(Entries from a dataset)
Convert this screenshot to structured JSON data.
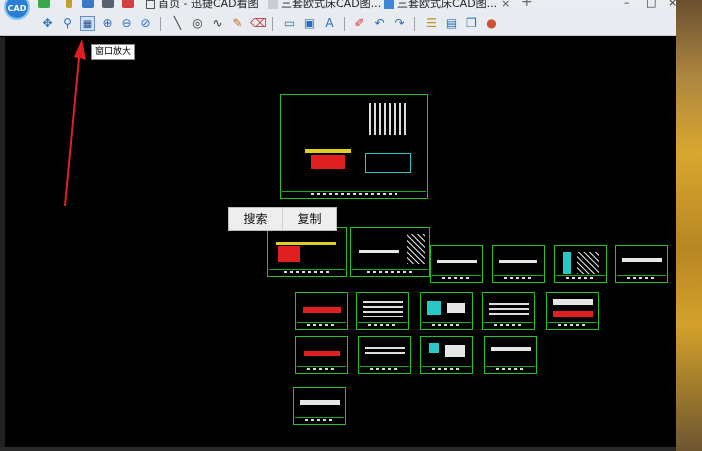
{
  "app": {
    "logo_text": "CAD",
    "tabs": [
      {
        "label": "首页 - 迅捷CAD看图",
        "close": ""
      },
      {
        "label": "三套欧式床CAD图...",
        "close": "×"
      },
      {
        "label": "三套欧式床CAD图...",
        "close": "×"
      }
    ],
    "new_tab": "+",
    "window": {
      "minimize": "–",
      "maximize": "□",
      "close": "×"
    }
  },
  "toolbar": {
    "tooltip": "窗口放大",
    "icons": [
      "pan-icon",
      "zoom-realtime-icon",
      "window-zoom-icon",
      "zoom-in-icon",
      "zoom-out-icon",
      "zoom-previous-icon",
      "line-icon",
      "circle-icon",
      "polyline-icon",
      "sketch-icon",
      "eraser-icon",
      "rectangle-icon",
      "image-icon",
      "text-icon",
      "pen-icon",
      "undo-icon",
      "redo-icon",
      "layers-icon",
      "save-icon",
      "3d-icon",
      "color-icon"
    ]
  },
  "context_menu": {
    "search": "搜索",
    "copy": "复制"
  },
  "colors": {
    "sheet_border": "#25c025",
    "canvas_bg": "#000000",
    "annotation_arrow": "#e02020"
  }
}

Task objective:
Scan the entries above and work out how many lines include the word "zoom"; the reply is that number alone.

Task solution:
5